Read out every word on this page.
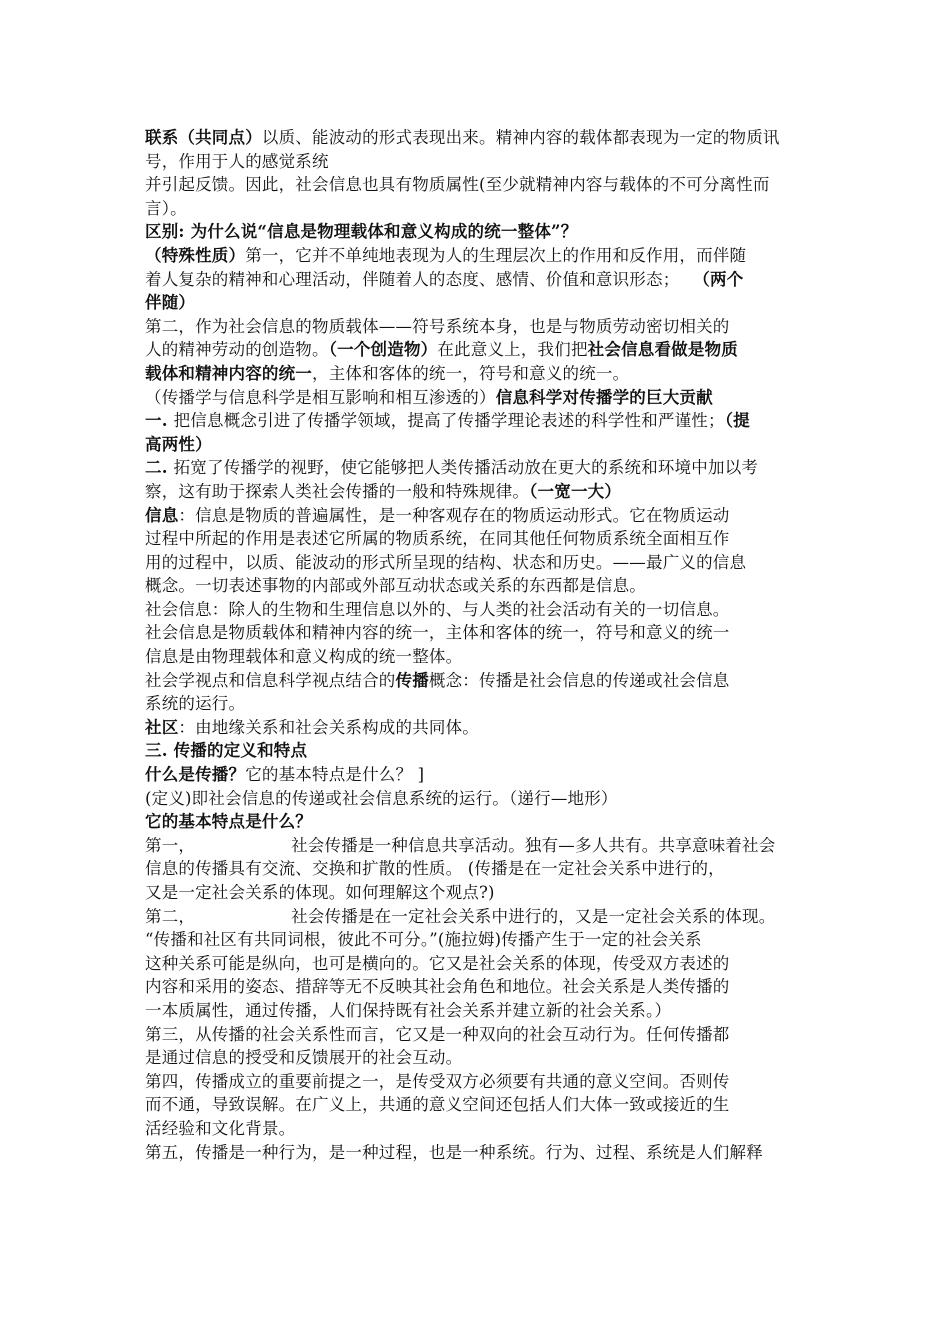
联系（共同点）以质、能波动的形式表现出来。精神内容的载体都表现为一定的物质讯
号，作用于人的感觉系统
并引起反馈。因此，社会信息也具有物质属性(至少就精神内容与载体的不可分离性而
言）。
区别: 为什么说“信息是物理载体和意义构成的统一整体”？
（特殊性质）第一，它并不单纯地表现为人的生理层次上的作用和反作用，而伴随
着人复杂的精神和心理活动，伴随着人的态度、感情、价值和意识形态；　 （两个
伴随）
第二，作为社会信息的物质载体——符号系统本身，也是与物质劳动密切相关的
人的精神劳动的创造物。（一个创造物）在此意义上，我们把社会信息看做是物质
载体和精神内容的统一，主体和客体的统一，符号和意义的统一。
（传播学与信息科学是相互影响和相互渗透的）信息科学对传播学的巨大贡献
一. 把信息概念引进了传播学领域，提高了传播学理论表述的科学性和严谨性；（提
高两性）
二. 拓宽了传播学的视野，使它能够把人类传播活动放在更大的系统和环境中加以考
察，这有助于探索人类社会传播的一般和特殊规律。（一宽一大）
信息：信息是物质的普遍属性，是一种客观存在的物质运动形式。它在物质运动
过程中所起的作用是表述它所属的物质系统，在同其他任何物质系统全面相互作
用的过程中，以质、能波动的形式所呈现的结构、状态和历史。——最广义的信息
概念。一切表述事物的内部或外部互动状态或关系的东西都是信息。
社会信息：除人的生物和生理信息以外的、与人类的社会活动有关的一切信息。
社会信息是物质载体和精神内容的统一，主体和客体的统一，符号和意义的统一
信息是由物理载体和意义构成的统一整体。
社会学视点和信息科学视点结合的传播概念：传播是社会信息的传递或社会信息
系统的运行。
社区：由地缘关系和社会关系构成的共同体。
三. 传播的定义和特点
什么是传播？它的基本特点是什么？ ]
(定义)即社会信息的传递或社会信息系统的运行。（递行—地形）
它的基本特点是什么？
第一，	社会传播是一种信息共享活动。独有—多人共有。共享意味着社会
信息的传播具有交流、交换和扩散的性质。 (传播是在一定社会关系中进行的，
又是一定社会关系的体现。如何理解这个观点?)
第二，	社会传播是在一定社会关系中进行的，又是一定社会关系的体现。
“传播和社区有共同词根，彼此不可分。”(施拉姆)传播产生于一定的社会关系
这种关系可能是纵向，也可是横向的。它又是社会关系的体现，传受双方表述的
内容和采用的姿态、措辞等无不反映其社会角色和地位。社会关系是人类传播的
一本质属性，通过传播，人们保持既有社会关系并建立新的社会关系。）
第三，从传播的社会关系性而言，它又是一种双向的社会互动行为。任何传播都
是通过信息的授受和反馈展开的社会互动。
第四，传播成立的重要前提之一，是传受双方必须要有共通的意义空间。否则传
而不通，导致误解。在广义上，共通的意义空间还包括人们大体一致或接近的生
活经验和文化背景。
第五，传播是一种行为，是一种过程，也是一种系统。行为、过程、系统是人们解释
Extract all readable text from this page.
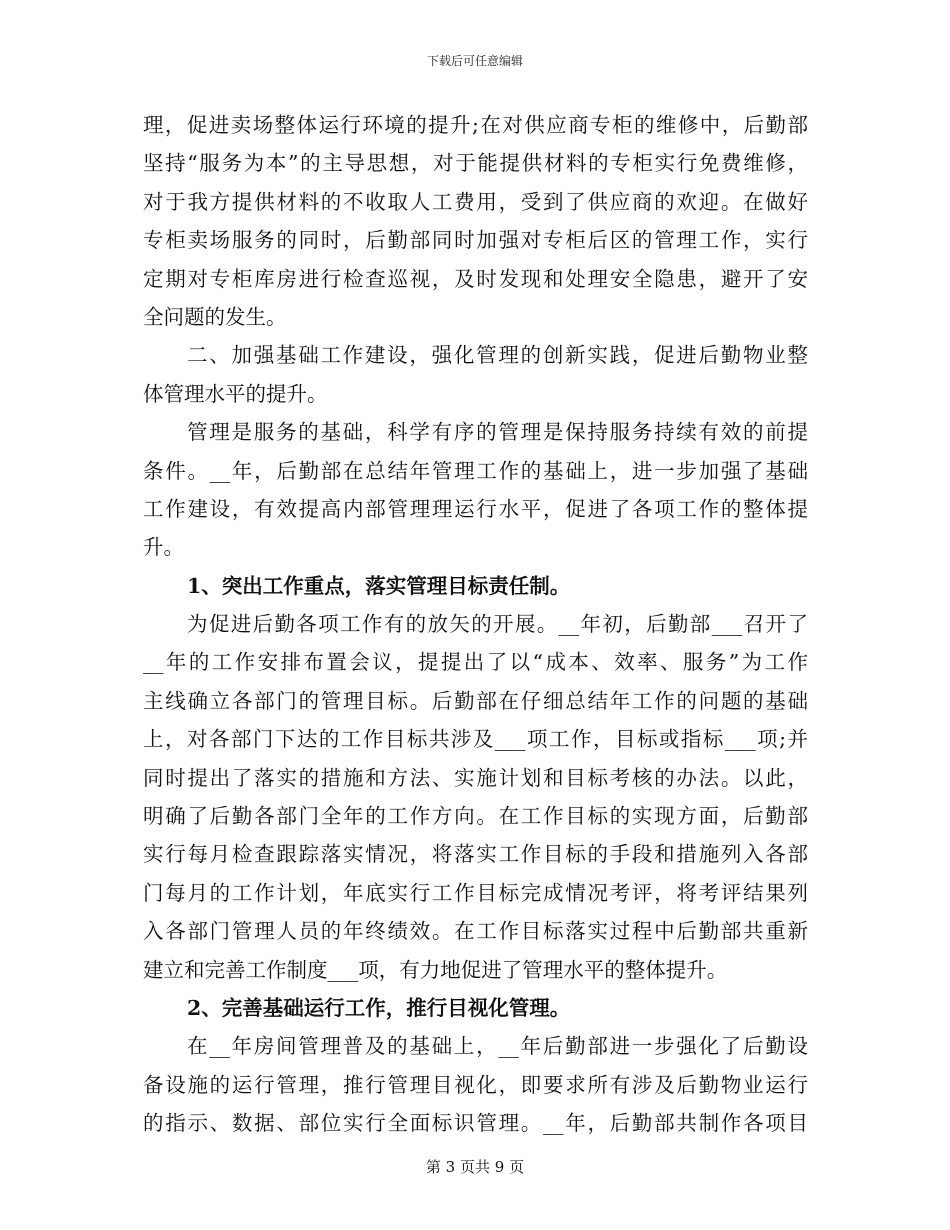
下载后可任意编辑
理，促进卖场整体运行环境的提升;在对供应商专柜的维修中，后勤部
坚持“服务为本”的主导思想，对于能提供材料的专柜实行免费维修，
对于我方提供材料的不收取人工费用，受到了供应商的欢迎。在做好
专柜卖场服务的同时，后勤部同时加强对专柜后区的管理工作，实行
定期对专柜库房进行检查巡视，及时发现和处理安全隐患，避开了安
全问题的发生。
二、加强基础工作建设，强化管理的创新实践，促进后勤物业整
体管理水平的提升。
管理是服务的基础，科学有序的管理是保持服务持续有效的前提
条件。__年，后勤部在总结年管理工作的基础上，进一步加强了基础
工作建设，有效提高内部管理理运行水平，促进了各项工作的整体提
升。
1、突出工作重点，落实管理目标责任制。
为促进后勤各项工作有的放矢的开展。__年初，后勤部___召开了
__年的工作安排布置会议，提提出了以“成本、效率、服务”为工作
主线确立各部门的管理目标。后勤部在仔细总结年工作的问题的基础
上，对各部门下达的工作目标共涉及___项工作，目标或指标___项;并
同时提出了落实的措施和方法、实施计划和目标考核的办法。以此，
明确了后勤各部门全年的工作方向。在工作目标的实现方面，后勤部
实行每月检查跟踪落实情况，将落实工作目标的手段和措施列入各部
门每月的工作计划，年底实行工作目标完成情况考评，将考评结果列
入各部门管理人员的年终绩效。在工作目标落实过程中后勤部共重新
建立和完善工作制度___项，有力地促进了管理水平的整体提升。
2、完善基础运行工作，推行目视化管理。
在__年房间管理普及的基础上，__年后勤部进一步强化了后勤设
备设施的运行管理，推行管理目视化，即要求所有涉及后勤物业运行
的指示、数据、部位实行全面标识管理。__年，后勤部共制作各项目
第 3 页共 9 页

————————

#### [GOAL]
All entries are to be retyped exactly. Omit any embedded images.

#### [RESPONSE TO THIS EXERCISE]
Read out every word on this page.
联系（共同点）以质、能波动的形式表现出来。精神内容的载体都表现为一定的物质讯
号，作用于人的感觉系统
并引起反馈。因此，社会信息也具有物质属性(至少就精神内容与载体的不可分离性而
言）。
区别: 为什么说“信息是物理载体和意义构成的统一整体”？
（特殊性质）第一，它并不单纯地表现为人的生理层次上的作用和反作用，而伴随
着人复杂的精神和心理活动，伴随着人的态度、感情、价值和意识形态；　 （两个
伴随）
第二，作为社会信息的物质载体——符号系统本身，也是与物质劳动密切相关的
人的精神劳动的创造物。（一个创造物）在此意义上，我们把社会信息看做是物质
载体和精神内容的统一，主体和客体的统一，符号和意义的统一。
（传播学与信息科学是相互影响和相互渗透的）信息科学对传播学的巨大贡献
一. 把信息概念引进了传播学领域，提高了传播学理论表述的科学性和严谨性；（提
高两性）
二. 拓宽了传播学的视野，使它能够把人类传播活动放在更大的系统和环境中加以考
察，这有助于探索人类社会传播的一般和特殊规律。（一宽一大）
信息：信息是物质的普遍属性，是一种客观存在的物质运动形式。它在物质运动
过程中所起的作用是表述它所属的物质系统，在同其他任何物质系统全面相互作
用的过程中，以质、能波动的形式所呈现的结构、状态和历史。——最广义的信息
概念。一切表述事物的内部或外部互动状态或关系的东西都是信息。
社会信息：除人的生物和生理信息以外的、与人类的社会活动有关的一切信息。
社会信息是物质载体和精神内容的统一，主体和客体的统一，符号和意义的统一
信息是由物理载体和意义构成的统一整体。
社会学视点和信息科学视点结合的传播概念：传播是社会信息的传递或社会信息
系统的运行。
社区：由地缘关系和社会关系构成的共同体。
三. 传播的定义和特点
什么是传播？它的基本特点是什么？ ]
(定义)即社会信息的传递或社会信息系统的运行。（递行—地形）
它的基本特点是什么？
第一，	社会传播是一种信息共享活动。独有—多人共有。共享意味着社会
信息的传播具有交流、交换和扩散的性质。 (传播是在一定社会关系中进行的，
又是一定社会关系的体现。如何理解这个观点?)
第二，	社会传播是在一定社会关系中进行的，又是一定社会关系的体现。
“传播和社区有共同词根，彼此不可分。”(施拉姆)传播产生于一定的社会关系
这种关系可能是纵向，也可是横向的。它又是社会关系的体现，传受双方表述的
内容和采用的姿态、措辞等无不反映其社会角色和地位。社会关系是人类传播的
一本质属性，通过传播，人们保持既有社会关系并建立新的社会关系。）
第三，从传播的社会关系性而言，它又是一种双向的社会互动行为。任何传播都
是通过信息的授受和反馈展开的社会互动。
第四，传播成立的重要前提之一，是传受双方必须要有共通的意义空间。否则传
而不通，导致误解。在广义上，共通的意义空间还包括人们大体一致或接近的生
活经验和文化背景。
第五，传播是一种行为，是一种过程，也是一种系统。行为、过程、系统是人们解释
Extract all readable text from this page.
下载后可任意编辑
理，促进卖场整体运行环境的提升;在对供应商专柜的维修中，后勤部
坚持“服务为本”的主导思想，对于能提供材料的专柜实行免费维修，
对于我方提供材料的不收取人工费用，受到了供应商的欢迎。在做好
专柜卖场服务的同时，后勤部同时加强对专柜后区的管理工作，实行
定期对专柜库房进行检查巡视，及时发现和处理安全隐患，避开了安
全问题的发生。
二、加强基础工作建设，强化管理的创新实践，促进后勤物业整
体管理水平的提升。
管理是服务的基础，科学有序的管理是保持服务持续有效的前提
条件。__年，后勤部在总结年管理工作的基础上，进一步加强了基础
工作建设，有效提高内部管理理运行水平，促进了各项工作的整体提
升。
1、突出工作重点，落实管理目标责任制。
为促进后勤各项工作有的放矢的开展。__年初，后勤部___召开了
__年的工作安排布置会议，提提出了以“成本、效率、服务”为工作
主线确立各部门的管理目标。后勤部在仔细总结年工作的问题的基础
上，对各部门下达的工作目标共涉及___项工作，目标或指标___项;并
同时提出了落实的措施和方法、实施计划和目标考核的办法。以此，
明确了后勤各部门全年的工作方向。在工作目标的实现方面，后勤部
实行每月检查跟踪落实情况，将落实工作目标的手段和措施列入各部
门每月的工作计划，年底实行工作目标完成情况考评，将考评结果列
入各部门管理人员的年终绩效。在工作目标落实过程中后勤部共重新
建立和完善工作制度___项，有力地促进了管理水平的整体提升。
2、完善基础运行工作，推行目视化管理。
在__年房间管理普及的基础上，__年后勤部进一步强化了后勤设
备设施的运行管理，推行管理目视化，即要求所有涉及后勤物业运行
的指示、数据、部位实行全面标识管理。__年，后勤部共制作各项目
第 3 页共 9 页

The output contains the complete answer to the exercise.